▶ AIM OF THE TASK:
Using the material below, copy every line where "سرهنگ" appears.

═══

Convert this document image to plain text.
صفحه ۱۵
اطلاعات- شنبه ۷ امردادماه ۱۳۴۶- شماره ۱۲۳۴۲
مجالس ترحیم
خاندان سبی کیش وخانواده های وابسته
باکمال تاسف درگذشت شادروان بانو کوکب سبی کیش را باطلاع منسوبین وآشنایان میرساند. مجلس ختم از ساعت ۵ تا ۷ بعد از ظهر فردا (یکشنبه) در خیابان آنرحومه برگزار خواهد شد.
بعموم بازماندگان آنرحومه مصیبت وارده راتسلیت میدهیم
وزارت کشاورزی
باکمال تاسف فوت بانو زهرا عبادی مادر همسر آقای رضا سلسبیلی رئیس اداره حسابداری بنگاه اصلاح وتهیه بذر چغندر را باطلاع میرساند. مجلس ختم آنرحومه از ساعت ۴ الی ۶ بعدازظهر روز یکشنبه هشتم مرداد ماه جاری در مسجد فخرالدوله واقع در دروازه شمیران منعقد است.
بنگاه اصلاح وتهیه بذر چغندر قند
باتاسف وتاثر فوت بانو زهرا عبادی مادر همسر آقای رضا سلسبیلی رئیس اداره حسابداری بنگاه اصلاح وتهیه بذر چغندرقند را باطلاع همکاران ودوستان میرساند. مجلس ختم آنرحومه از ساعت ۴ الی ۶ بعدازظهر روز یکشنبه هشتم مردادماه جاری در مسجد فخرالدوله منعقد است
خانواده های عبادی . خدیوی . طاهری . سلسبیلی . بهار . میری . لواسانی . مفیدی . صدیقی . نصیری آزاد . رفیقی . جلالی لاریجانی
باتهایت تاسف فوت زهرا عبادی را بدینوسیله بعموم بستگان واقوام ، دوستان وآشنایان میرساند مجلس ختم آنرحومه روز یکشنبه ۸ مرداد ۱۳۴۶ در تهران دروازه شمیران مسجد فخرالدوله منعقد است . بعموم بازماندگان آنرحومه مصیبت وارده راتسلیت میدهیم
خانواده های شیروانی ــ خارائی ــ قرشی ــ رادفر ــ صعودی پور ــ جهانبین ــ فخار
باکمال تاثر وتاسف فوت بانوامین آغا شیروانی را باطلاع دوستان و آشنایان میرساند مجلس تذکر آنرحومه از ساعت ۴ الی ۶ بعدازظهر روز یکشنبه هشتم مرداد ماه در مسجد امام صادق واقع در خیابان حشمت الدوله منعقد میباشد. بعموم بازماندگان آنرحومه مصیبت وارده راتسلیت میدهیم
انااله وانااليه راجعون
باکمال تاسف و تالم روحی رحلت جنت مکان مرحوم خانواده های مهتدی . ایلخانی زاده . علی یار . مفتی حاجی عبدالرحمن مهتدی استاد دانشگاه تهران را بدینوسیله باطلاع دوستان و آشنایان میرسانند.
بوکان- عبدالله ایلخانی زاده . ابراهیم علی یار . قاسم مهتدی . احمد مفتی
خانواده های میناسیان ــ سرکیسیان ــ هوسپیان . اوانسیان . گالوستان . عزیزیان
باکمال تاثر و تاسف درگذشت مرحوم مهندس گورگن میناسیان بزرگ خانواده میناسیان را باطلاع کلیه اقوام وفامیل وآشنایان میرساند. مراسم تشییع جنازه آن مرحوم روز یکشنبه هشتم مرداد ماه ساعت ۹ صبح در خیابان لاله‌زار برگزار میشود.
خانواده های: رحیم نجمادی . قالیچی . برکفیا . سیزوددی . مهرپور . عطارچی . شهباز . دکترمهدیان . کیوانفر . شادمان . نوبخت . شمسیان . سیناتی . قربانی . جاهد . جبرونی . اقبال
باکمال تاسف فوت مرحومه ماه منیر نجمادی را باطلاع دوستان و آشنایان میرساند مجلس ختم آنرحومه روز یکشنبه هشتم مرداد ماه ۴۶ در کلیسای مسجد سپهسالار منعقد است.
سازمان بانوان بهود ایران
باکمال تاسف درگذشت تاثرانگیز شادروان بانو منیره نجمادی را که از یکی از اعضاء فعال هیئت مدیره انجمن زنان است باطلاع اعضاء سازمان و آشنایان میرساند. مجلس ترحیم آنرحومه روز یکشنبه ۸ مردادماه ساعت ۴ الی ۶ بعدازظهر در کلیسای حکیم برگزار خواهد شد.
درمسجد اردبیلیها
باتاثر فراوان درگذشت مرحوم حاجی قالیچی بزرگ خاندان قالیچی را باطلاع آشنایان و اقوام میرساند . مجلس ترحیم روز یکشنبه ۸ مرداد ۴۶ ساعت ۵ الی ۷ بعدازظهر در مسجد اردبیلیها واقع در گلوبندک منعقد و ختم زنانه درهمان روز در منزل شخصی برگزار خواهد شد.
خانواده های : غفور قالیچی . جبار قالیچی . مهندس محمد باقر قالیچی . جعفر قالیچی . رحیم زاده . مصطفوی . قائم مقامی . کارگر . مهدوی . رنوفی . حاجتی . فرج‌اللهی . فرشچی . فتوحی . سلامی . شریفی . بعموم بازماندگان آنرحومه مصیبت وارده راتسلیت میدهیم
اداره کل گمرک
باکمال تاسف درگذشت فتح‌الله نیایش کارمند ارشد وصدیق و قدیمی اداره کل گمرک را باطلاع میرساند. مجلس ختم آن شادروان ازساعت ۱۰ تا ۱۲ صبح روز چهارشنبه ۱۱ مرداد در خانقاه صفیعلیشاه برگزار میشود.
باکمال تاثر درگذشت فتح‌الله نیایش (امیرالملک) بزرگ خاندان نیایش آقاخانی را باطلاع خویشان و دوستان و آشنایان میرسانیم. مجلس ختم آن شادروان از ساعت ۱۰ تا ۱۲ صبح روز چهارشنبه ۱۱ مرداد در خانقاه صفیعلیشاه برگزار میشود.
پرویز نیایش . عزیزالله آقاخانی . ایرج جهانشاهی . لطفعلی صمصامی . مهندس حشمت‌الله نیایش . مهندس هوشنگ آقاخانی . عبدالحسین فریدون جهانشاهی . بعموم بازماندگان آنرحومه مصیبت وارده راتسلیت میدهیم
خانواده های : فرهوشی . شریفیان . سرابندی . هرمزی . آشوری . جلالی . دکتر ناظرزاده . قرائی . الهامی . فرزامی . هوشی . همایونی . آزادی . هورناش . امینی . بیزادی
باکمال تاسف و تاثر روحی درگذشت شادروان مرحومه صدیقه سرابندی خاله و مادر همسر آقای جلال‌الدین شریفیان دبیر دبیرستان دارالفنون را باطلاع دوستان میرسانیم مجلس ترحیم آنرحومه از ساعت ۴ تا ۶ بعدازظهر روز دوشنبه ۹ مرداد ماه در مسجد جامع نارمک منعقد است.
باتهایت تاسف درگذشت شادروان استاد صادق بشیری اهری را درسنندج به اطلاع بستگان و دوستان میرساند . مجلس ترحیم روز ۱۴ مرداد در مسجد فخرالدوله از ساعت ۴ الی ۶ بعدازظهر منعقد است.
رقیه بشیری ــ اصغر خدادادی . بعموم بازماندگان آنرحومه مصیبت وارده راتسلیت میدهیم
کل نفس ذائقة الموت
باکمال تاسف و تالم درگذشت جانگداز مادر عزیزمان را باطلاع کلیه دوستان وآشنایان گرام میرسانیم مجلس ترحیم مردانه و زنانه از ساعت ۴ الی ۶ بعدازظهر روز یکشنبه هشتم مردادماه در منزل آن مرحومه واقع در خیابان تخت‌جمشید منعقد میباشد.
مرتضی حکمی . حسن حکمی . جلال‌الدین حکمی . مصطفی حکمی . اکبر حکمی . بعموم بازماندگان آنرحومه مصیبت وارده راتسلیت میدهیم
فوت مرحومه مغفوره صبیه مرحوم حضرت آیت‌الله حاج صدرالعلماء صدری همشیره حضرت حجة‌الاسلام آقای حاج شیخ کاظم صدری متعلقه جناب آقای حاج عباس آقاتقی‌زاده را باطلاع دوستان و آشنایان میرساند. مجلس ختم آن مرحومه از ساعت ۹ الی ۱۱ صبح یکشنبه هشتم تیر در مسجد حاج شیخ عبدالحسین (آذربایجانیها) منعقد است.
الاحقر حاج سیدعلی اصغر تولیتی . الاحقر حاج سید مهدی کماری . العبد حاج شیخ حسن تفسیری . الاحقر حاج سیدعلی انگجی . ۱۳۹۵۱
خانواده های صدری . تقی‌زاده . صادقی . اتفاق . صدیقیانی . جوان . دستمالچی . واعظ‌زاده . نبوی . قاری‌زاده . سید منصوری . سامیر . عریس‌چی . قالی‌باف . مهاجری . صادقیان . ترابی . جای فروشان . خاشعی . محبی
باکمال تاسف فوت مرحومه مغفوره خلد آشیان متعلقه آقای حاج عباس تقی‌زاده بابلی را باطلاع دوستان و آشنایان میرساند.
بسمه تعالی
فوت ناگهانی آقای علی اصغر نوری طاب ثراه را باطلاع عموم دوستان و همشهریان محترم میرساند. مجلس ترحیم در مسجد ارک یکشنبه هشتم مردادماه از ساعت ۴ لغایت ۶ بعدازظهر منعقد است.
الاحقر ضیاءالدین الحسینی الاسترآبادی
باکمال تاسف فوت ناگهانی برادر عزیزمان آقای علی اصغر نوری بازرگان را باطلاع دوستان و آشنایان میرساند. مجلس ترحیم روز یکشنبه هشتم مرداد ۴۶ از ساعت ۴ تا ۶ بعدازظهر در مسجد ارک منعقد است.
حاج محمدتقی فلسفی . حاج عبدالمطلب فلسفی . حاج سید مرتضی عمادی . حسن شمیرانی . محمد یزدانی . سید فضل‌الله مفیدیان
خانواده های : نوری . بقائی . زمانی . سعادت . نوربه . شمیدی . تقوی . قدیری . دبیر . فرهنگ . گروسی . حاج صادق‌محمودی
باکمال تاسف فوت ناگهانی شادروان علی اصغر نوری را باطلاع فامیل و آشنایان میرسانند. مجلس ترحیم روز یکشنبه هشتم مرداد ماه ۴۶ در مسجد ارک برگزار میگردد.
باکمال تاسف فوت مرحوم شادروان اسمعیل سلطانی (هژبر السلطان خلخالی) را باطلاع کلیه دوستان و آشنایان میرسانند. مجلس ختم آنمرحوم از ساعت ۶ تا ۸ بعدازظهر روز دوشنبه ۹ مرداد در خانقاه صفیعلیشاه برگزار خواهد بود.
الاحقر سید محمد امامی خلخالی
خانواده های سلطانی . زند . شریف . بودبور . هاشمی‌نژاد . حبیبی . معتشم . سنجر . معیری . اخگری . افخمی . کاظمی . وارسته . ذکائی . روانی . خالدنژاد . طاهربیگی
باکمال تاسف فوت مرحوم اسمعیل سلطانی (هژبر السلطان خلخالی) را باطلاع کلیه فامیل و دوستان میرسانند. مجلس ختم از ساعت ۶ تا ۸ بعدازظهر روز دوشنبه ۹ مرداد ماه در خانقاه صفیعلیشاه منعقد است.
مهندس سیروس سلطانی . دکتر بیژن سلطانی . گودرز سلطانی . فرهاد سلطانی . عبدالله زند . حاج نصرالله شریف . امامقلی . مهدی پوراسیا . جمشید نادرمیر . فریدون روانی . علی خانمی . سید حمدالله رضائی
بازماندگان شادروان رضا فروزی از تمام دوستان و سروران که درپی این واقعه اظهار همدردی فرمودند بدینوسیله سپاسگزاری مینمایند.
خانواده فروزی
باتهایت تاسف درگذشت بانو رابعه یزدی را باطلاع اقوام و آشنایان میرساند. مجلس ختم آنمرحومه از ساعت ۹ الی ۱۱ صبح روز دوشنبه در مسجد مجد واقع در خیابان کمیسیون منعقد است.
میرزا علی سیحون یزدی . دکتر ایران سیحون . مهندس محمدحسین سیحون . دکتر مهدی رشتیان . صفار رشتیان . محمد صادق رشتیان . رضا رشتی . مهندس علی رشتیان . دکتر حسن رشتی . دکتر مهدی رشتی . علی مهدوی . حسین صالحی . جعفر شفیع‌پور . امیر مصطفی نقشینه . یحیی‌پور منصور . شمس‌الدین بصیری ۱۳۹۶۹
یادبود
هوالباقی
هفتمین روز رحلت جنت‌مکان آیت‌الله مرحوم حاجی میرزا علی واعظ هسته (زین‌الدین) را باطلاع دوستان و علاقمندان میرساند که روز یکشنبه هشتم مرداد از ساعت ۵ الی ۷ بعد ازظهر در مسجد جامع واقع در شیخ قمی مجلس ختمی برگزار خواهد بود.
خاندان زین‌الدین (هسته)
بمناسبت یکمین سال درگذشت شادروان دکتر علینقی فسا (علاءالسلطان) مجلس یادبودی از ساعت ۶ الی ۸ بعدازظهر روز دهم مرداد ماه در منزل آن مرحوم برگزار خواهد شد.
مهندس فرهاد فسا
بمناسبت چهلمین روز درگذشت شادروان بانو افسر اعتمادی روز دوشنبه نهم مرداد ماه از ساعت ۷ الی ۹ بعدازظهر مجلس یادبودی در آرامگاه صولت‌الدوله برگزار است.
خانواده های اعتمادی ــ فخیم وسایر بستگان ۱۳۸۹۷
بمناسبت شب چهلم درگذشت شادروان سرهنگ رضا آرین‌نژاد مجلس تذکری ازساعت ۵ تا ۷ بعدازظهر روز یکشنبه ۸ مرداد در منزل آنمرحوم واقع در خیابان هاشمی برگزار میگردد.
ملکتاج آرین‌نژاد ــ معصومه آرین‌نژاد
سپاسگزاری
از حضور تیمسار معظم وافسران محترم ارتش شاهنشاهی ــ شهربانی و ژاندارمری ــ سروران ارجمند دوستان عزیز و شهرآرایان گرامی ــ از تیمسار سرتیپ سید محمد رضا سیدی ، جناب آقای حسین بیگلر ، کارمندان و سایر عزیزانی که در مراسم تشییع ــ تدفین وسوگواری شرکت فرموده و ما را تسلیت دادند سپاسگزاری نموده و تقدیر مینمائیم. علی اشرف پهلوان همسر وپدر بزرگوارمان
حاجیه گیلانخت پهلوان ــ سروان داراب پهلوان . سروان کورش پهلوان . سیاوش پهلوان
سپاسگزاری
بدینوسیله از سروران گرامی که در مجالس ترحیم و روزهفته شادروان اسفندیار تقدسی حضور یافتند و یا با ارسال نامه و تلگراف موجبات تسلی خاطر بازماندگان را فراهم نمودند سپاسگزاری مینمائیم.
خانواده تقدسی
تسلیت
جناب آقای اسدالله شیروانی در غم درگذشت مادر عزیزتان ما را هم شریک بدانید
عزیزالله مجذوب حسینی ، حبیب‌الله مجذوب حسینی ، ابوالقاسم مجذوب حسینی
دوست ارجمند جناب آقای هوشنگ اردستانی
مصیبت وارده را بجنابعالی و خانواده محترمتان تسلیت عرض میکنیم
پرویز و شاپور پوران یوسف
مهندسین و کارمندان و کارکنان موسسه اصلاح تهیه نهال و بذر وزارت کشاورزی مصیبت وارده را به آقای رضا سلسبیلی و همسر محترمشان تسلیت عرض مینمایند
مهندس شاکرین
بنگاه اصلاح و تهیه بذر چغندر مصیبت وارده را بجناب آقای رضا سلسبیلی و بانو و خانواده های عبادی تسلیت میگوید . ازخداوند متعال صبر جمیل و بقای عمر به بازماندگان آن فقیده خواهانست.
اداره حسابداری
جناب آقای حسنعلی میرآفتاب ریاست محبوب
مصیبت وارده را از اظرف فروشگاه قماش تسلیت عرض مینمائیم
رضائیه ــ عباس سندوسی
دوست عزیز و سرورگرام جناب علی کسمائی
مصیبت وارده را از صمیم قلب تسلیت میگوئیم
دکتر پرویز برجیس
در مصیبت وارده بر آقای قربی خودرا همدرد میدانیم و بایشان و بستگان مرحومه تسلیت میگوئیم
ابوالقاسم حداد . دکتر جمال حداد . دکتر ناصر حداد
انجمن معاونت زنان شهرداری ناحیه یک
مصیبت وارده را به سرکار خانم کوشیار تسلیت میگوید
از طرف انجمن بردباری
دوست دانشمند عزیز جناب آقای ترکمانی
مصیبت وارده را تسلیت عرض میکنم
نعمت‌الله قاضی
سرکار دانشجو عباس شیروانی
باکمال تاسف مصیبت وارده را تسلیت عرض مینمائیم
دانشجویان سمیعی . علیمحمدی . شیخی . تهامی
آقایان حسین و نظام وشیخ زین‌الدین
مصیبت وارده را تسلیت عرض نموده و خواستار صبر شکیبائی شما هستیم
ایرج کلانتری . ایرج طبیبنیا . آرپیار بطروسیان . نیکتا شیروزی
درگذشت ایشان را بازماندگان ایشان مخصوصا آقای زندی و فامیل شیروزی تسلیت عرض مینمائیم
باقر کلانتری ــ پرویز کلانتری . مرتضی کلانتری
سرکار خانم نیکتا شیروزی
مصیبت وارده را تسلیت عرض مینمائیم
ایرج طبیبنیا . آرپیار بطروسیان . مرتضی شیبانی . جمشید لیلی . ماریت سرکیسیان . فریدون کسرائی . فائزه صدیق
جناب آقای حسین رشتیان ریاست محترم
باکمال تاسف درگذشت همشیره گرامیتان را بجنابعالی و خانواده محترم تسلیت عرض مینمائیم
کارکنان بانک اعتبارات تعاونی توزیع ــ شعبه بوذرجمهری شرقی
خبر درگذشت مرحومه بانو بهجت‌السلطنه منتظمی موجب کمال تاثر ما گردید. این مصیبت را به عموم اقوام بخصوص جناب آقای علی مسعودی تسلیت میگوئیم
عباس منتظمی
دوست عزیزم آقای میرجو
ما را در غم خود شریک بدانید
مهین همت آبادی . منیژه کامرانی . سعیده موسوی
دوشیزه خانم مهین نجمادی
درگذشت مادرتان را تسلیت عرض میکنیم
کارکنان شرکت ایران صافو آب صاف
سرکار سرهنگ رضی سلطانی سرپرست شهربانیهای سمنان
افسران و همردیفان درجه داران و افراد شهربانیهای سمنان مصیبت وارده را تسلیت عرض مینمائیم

═══

▶ WRITTEN RESPONSE:
بمناسبت شب چهلم درگذشت شادروان سرهنگ رضا آرین‌نژاد مجلس تذکری ازساعت ۵ تا ۷ بعدازظهر روز یکشنبه ۸ مرداد در منزل آنمرحوم واقع در خیابان هاشمی برگزار میگردد.
سرکار سرهنگ رضی سلطانی سرپرست شهربانیهای سمنان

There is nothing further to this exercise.